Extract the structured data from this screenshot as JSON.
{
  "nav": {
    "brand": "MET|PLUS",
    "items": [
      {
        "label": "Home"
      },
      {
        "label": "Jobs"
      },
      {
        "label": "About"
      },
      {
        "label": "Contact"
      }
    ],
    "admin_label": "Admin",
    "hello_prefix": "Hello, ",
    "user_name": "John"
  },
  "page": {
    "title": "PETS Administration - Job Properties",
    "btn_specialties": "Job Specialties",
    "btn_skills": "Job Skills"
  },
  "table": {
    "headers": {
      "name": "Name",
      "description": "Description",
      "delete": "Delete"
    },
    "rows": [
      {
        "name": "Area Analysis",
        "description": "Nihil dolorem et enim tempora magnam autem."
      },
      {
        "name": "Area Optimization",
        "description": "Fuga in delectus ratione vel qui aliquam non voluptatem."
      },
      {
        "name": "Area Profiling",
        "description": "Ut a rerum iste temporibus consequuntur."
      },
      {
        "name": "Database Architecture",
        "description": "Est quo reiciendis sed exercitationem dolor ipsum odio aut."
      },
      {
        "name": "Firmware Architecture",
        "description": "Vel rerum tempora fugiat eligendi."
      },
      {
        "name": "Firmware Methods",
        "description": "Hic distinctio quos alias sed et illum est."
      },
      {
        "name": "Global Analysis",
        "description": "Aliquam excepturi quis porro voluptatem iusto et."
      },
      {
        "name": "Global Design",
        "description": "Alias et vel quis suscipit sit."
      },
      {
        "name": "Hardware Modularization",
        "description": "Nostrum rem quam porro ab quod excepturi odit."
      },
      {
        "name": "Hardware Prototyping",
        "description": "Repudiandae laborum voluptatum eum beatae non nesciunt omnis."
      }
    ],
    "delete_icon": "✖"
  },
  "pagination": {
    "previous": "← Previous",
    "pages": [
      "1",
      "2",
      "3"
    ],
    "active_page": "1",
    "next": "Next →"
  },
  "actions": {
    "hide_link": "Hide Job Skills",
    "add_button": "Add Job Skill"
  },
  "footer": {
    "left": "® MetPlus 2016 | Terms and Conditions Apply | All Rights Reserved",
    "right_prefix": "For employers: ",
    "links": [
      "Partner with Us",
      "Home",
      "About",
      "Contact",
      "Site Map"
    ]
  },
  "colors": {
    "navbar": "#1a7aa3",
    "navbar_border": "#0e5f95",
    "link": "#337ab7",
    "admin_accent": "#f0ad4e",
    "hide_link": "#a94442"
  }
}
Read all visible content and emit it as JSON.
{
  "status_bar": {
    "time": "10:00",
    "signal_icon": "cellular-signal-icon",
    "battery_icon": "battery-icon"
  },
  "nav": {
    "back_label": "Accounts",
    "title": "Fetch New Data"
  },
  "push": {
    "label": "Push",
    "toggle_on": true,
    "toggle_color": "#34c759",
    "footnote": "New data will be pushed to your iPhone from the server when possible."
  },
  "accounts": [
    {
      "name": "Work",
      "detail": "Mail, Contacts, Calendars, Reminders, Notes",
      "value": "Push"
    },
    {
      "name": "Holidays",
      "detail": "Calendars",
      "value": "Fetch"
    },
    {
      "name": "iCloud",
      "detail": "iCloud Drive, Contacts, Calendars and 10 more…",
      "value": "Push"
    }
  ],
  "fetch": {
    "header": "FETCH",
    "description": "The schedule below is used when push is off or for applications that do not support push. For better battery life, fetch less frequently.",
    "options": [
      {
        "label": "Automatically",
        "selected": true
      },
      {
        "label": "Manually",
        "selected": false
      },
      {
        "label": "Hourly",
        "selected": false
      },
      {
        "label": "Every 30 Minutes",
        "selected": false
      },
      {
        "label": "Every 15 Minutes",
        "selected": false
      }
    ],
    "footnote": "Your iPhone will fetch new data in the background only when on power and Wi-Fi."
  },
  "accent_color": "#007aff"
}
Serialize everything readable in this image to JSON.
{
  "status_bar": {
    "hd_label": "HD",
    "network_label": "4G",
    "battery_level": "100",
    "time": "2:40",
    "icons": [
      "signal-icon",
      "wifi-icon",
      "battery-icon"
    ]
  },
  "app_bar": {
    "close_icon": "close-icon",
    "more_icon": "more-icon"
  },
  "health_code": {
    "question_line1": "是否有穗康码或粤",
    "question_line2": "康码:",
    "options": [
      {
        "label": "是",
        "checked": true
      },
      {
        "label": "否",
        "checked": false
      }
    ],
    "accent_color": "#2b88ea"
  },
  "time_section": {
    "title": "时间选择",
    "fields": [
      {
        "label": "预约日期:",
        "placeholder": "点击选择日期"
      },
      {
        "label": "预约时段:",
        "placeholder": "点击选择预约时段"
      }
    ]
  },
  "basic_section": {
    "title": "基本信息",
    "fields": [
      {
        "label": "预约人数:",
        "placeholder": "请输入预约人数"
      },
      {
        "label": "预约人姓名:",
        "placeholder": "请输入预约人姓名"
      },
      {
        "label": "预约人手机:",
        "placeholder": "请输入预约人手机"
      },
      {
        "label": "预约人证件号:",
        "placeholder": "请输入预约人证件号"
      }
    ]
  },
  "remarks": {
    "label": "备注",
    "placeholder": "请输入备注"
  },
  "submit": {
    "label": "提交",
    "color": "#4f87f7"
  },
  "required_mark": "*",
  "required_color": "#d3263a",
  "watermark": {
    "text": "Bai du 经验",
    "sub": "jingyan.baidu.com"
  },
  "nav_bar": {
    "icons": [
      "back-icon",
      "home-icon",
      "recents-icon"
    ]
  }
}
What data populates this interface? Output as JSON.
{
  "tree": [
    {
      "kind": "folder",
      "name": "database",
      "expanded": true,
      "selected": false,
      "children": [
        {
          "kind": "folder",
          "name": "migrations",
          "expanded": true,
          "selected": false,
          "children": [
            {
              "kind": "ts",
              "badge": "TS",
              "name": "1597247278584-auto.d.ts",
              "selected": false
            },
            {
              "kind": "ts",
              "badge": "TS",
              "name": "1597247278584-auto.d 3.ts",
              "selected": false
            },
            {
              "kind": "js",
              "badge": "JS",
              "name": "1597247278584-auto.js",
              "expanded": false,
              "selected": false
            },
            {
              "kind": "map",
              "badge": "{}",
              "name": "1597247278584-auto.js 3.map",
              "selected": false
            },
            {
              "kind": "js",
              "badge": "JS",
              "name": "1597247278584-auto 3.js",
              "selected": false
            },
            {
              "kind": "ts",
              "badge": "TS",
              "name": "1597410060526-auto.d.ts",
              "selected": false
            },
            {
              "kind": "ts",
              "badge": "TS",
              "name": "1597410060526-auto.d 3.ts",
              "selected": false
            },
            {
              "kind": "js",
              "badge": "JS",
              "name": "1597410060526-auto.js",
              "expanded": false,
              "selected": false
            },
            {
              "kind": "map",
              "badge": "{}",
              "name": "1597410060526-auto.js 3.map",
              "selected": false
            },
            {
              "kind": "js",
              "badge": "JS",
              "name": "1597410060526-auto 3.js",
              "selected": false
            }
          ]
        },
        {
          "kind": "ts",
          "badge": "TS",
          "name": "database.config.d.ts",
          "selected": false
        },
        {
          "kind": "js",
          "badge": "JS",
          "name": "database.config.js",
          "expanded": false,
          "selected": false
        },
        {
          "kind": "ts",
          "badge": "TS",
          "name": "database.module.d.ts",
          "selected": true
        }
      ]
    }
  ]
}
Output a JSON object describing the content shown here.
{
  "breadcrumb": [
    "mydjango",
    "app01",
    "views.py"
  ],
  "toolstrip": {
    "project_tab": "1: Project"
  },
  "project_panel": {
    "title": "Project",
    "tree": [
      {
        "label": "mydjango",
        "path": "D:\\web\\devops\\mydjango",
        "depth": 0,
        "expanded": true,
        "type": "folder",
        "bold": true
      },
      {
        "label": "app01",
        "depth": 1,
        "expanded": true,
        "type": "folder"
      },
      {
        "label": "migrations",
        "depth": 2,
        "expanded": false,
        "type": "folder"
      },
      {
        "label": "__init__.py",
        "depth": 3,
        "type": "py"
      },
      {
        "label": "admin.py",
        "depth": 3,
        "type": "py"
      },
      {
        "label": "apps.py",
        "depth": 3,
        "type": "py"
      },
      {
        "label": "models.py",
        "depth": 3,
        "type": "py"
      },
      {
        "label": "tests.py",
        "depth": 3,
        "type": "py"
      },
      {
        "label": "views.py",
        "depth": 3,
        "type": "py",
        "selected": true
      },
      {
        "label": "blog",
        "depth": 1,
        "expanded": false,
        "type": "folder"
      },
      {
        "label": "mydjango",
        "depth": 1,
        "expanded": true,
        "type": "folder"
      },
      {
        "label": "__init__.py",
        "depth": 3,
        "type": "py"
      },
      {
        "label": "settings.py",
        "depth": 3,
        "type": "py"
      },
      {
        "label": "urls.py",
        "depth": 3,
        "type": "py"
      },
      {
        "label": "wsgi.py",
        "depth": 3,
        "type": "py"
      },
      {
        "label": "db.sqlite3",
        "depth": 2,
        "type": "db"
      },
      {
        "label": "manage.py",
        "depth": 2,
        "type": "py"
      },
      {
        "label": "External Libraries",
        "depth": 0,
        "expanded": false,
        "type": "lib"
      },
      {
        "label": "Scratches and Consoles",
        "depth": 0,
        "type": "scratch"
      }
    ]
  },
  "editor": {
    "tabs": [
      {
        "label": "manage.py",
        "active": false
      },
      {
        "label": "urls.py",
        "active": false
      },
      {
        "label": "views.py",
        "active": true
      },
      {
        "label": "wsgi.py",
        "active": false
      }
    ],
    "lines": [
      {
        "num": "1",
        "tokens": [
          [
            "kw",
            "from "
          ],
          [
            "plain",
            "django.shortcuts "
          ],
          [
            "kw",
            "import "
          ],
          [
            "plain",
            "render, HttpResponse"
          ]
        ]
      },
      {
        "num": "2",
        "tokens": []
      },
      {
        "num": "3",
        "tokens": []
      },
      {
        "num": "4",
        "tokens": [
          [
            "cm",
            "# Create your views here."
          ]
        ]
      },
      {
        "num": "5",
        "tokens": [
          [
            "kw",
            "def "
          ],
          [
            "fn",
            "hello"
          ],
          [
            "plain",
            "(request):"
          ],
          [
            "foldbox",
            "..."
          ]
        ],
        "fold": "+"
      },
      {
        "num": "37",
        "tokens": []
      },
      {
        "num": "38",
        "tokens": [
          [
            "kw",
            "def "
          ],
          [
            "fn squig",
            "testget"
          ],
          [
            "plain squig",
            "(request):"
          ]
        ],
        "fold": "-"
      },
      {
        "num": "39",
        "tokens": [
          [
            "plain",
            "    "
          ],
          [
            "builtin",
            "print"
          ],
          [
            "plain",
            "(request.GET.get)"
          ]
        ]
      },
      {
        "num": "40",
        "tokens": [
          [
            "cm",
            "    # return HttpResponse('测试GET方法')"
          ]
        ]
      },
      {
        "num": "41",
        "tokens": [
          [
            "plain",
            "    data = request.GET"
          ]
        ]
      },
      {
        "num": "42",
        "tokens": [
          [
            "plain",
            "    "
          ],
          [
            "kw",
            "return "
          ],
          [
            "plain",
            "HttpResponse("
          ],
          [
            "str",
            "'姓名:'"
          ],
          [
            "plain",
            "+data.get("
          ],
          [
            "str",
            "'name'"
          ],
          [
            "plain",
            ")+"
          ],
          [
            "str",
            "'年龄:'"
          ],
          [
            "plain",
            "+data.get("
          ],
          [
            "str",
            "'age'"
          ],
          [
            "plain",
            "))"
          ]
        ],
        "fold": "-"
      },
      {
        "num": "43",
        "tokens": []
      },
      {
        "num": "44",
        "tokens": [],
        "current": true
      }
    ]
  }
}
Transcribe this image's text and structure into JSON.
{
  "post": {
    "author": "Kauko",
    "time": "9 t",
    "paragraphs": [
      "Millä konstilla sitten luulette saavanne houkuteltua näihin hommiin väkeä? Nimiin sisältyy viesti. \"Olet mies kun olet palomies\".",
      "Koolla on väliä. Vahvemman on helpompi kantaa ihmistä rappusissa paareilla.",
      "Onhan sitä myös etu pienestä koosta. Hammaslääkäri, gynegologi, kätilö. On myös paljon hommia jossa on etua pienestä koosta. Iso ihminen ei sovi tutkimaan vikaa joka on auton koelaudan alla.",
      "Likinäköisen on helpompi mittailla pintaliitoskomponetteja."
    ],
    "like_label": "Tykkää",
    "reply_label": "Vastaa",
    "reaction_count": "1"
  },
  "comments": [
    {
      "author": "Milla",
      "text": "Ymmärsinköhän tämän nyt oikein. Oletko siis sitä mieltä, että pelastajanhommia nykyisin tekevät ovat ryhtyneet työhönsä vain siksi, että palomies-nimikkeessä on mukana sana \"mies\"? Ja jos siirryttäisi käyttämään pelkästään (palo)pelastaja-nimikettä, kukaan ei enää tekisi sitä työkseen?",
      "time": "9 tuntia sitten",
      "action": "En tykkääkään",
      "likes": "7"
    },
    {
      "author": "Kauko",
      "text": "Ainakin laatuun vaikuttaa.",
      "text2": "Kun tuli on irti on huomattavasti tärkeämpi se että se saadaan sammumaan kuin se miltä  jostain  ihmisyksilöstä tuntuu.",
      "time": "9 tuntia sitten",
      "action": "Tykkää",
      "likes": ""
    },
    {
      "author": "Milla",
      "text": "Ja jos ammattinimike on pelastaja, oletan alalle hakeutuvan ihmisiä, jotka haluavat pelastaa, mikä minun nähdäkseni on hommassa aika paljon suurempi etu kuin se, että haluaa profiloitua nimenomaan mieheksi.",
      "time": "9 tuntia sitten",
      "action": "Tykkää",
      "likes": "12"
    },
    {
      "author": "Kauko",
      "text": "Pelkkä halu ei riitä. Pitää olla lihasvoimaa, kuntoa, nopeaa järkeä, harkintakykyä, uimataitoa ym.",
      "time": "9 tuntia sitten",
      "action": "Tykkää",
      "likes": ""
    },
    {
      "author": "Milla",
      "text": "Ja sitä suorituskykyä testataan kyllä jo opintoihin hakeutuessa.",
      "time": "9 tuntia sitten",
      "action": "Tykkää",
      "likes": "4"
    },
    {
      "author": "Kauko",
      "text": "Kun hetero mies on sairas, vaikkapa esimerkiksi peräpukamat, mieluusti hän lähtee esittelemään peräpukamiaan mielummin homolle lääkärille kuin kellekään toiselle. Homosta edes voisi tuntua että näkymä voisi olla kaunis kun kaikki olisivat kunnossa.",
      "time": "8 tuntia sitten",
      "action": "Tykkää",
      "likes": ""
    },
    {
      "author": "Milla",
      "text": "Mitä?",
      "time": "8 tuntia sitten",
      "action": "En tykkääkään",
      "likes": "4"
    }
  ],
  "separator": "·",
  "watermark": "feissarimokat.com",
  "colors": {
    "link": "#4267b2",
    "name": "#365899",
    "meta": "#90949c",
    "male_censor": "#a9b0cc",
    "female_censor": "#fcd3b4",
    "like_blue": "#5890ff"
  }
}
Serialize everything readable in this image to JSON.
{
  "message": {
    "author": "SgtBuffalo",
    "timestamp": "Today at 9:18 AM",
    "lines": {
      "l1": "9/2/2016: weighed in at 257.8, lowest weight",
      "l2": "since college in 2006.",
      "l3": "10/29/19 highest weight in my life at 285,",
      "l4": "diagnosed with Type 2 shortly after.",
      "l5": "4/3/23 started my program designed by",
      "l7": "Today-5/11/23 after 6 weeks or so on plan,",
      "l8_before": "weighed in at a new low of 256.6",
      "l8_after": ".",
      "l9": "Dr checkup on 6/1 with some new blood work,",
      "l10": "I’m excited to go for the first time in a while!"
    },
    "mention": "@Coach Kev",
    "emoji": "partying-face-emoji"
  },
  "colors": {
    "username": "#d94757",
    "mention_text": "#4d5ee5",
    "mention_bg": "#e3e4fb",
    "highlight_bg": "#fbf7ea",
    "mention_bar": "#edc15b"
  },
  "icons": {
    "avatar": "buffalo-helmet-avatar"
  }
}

□ □ □ □ □ □ □

◆ **To do**
Find each line holding the word "placeholder" and copy it.

◆ **Result**
        "placeholder": "点击选择日期"
        "placeholder": "点击选择预约时段"
        "placeholder": "请输入预约人数"
        "placeholder": "请输入预约人姓名"
        "placeholder": "请输入预约人手机"
        "placeholder": "请输入预约人证件号"
    "placeholder": "请输入备注"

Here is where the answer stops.